> **Exercise objective**
Return all of the entries word for word, but omit the pictures they contain.

## START Records provided

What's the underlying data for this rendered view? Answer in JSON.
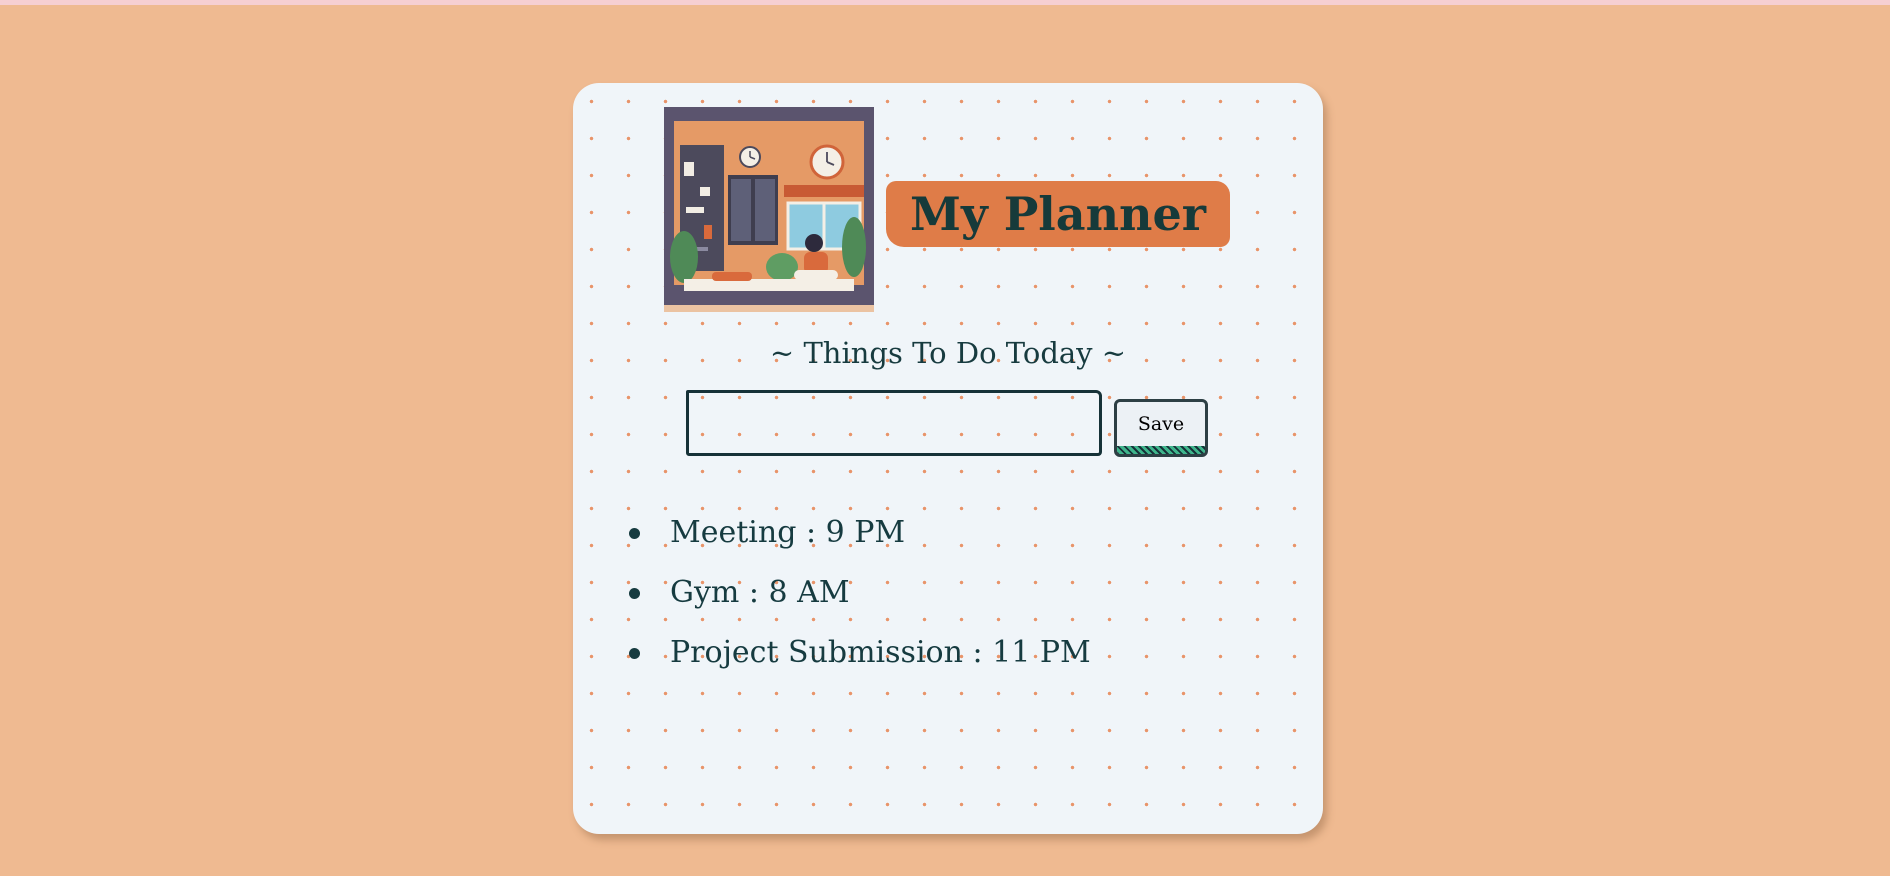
{
  "app": {
    "title": "My Planner",
    "subtitle": "~ Things To Do Today ~"
  },
  "form": {
    "input_value": "",
    "input_placeholder": "",
    "save_label": "Save"
  },
  "tasks": [
    {
      "text": "Meeting : 9 PM"
    },
    {
      "text": "Gym : 8 AM"
    },
    {
      "text": "Project Submission : 11 PM"
    }
  ],
  "colors": {
    "page_background": "#efba91",
    "card_background": "#f0f5f9",
    "accent": "#df7c48",
    "text": "#163b40",
    "save_stripe": "#3fb58c"
  },
  "icons": {
    "header_image": "room-illustration"
  }
}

## END Records provided

> **Answer for this exercise**
What's the underlying data for this rendered view? Answer in JSON.
{
  "app": {
    "title": "My Planner",
    "subtitle": "~ Things To Do Today ~"
  },
  "form": {
    "input_value": "",
    "input_placeholder": "",
    "save_label": "Save"
  },
  "tasks": [
    {
      "text": "Meeting : 9 PM"
    },
    {
      "text": "Gym : 8 AM"
    },
    {
      "text": "Project Submission : 11 PM"
    }
  ],
  "colors": {
    "page_background": "#efba91",
    "card_background": "#f0f5f9",
    "accent": "#df7c48",
    "text": "#163b40",
    "save_stripe": "#3fb58c"
  },
  "icons": {
    "header_image": "room-illustration"
  }
}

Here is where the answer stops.